Stated exercise:
Your task is to gather the lines below that hold the string "Output".

[START]

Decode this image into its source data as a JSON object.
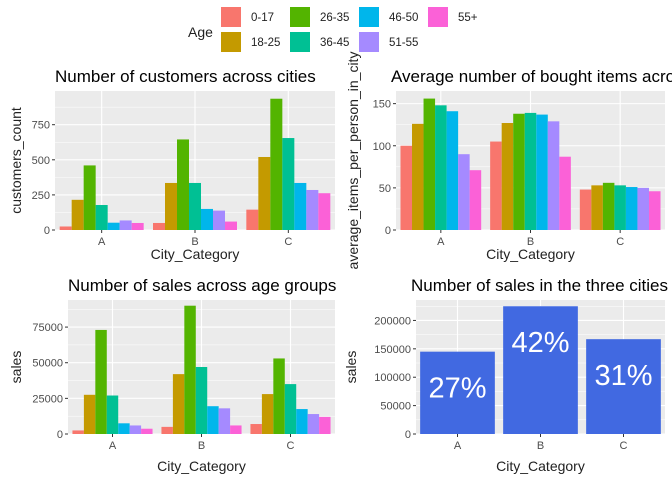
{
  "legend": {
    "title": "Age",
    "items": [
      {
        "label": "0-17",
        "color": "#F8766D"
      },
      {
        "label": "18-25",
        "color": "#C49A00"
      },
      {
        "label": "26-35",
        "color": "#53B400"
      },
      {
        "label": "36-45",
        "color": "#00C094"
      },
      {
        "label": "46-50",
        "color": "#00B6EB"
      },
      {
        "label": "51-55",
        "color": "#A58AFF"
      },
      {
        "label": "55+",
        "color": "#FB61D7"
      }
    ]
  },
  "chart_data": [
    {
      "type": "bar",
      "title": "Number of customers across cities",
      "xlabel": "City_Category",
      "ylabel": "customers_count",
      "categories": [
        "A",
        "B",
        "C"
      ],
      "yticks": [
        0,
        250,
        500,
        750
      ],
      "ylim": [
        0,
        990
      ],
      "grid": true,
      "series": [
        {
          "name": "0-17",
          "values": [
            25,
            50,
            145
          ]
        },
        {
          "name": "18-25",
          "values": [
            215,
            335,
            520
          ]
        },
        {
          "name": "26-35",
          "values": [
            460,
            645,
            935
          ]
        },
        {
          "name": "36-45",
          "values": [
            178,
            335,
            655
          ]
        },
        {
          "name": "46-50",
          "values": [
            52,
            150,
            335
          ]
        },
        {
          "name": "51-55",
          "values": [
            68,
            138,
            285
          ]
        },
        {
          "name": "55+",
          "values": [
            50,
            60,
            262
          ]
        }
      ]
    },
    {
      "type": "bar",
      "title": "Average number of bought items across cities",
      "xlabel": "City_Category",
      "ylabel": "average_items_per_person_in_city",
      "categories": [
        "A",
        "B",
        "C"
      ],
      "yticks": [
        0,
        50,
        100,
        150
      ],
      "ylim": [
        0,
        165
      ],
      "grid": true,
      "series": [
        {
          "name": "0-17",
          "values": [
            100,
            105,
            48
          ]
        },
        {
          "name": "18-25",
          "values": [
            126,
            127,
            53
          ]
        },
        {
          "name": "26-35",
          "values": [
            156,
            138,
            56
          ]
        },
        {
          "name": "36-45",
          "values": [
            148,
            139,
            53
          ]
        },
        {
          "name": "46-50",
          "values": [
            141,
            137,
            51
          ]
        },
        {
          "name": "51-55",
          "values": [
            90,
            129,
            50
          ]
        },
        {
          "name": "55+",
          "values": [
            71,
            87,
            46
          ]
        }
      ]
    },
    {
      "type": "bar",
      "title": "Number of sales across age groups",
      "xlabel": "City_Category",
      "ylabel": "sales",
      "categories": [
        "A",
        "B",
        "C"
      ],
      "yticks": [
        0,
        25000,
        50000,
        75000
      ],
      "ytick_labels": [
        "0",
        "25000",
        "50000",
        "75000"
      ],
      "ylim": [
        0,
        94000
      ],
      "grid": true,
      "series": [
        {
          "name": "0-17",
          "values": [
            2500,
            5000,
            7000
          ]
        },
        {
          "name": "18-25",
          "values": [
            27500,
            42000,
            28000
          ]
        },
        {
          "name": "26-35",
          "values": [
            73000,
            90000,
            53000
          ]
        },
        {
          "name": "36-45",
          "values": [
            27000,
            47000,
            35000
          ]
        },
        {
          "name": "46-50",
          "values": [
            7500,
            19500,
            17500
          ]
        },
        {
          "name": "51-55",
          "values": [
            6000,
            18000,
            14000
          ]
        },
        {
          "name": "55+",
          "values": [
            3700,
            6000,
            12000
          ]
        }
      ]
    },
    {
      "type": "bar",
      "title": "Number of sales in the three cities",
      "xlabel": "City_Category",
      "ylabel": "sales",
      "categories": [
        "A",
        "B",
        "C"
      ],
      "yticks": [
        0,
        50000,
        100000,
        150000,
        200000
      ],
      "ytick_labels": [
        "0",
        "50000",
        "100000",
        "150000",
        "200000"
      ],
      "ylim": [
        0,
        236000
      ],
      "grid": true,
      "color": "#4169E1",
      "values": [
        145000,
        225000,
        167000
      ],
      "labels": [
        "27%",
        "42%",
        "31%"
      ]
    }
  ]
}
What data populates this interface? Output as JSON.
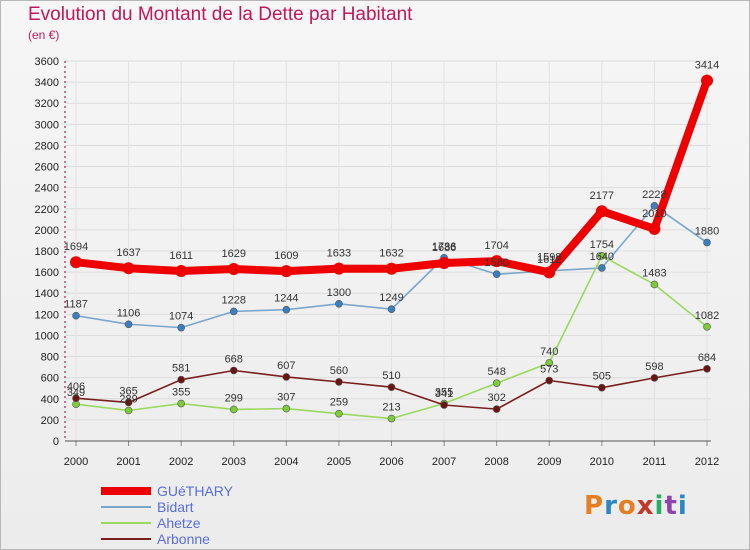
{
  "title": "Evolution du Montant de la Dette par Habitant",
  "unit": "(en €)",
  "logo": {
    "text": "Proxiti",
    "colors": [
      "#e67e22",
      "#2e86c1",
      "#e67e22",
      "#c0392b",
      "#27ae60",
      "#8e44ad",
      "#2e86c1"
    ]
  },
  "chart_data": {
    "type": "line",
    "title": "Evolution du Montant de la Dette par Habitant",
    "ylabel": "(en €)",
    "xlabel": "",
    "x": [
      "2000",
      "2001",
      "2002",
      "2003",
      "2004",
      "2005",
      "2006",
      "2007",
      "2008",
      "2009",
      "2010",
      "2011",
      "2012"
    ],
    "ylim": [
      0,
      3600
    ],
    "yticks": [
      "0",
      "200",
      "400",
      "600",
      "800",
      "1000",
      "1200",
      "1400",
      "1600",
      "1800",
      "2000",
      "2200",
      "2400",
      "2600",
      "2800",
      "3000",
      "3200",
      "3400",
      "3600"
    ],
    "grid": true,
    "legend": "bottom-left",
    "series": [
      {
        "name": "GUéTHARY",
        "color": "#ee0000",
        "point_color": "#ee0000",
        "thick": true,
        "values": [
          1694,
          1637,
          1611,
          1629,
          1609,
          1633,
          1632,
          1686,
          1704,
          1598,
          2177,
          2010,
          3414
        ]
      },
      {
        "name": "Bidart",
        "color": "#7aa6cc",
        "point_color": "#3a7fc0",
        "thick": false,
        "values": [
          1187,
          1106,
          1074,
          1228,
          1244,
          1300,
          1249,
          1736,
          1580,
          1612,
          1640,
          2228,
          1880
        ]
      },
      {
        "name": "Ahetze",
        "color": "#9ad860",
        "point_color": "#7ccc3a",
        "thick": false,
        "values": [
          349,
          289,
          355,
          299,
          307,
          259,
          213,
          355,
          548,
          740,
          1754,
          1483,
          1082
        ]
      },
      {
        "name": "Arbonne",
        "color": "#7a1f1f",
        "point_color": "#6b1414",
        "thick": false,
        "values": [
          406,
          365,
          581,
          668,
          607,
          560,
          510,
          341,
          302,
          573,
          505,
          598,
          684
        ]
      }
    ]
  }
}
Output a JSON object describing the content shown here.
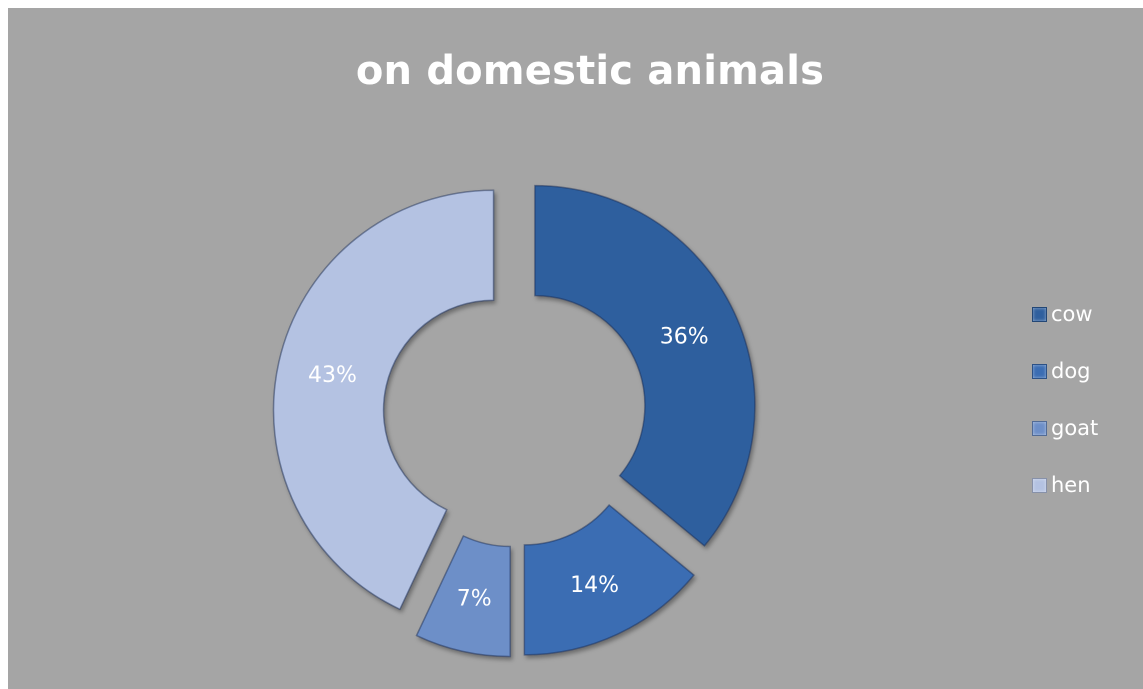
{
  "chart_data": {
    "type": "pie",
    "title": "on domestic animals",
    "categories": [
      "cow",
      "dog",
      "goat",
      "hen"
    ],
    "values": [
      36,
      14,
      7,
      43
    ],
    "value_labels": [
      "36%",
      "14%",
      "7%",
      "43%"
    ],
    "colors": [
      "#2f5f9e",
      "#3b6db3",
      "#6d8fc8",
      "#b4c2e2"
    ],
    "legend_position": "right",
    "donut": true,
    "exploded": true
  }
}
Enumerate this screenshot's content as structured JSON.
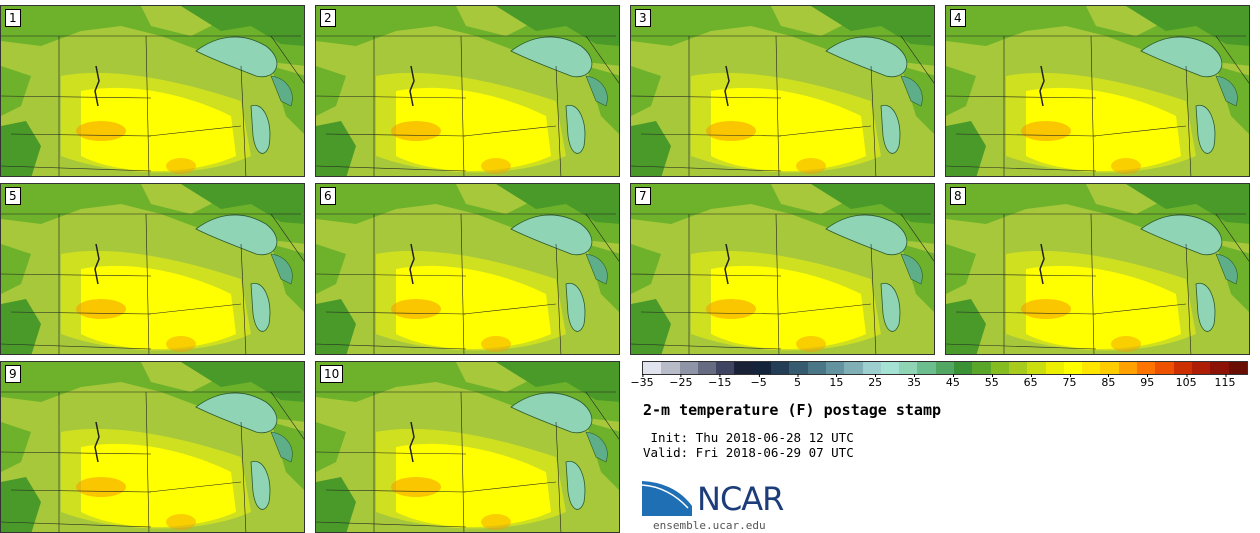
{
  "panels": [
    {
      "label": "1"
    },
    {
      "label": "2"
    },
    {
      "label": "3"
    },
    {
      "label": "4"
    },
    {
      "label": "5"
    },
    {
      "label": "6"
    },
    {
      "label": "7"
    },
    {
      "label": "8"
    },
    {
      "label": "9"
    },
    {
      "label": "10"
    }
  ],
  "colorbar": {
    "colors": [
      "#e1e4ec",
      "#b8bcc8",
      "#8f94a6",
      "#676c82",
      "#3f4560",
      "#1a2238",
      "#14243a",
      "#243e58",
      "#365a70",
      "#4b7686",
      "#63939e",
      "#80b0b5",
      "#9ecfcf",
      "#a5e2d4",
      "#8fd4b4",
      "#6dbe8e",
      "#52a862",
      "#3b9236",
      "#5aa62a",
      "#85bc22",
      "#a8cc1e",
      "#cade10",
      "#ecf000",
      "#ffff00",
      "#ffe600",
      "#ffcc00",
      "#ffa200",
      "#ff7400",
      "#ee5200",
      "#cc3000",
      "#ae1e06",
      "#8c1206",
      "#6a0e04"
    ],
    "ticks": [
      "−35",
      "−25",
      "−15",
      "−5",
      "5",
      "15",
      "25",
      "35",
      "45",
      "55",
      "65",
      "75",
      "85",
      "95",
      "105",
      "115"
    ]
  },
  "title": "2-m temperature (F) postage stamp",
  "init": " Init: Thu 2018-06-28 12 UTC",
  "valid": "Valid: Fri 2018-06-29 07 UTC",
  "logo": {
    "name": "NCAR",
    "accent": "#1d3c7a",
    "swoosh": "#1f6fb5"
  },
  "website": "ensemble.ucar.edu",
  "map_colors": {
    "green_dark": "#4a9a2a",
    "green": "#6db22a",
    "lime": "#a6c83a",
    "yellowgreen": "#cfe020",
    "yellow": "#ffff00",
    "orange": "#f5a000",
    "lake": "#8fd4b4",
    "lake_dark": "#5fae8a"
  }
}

[END]

Answer to the exercise:
What data populates this interface? Output as JSON.
Output a JSON object describing the content shown here.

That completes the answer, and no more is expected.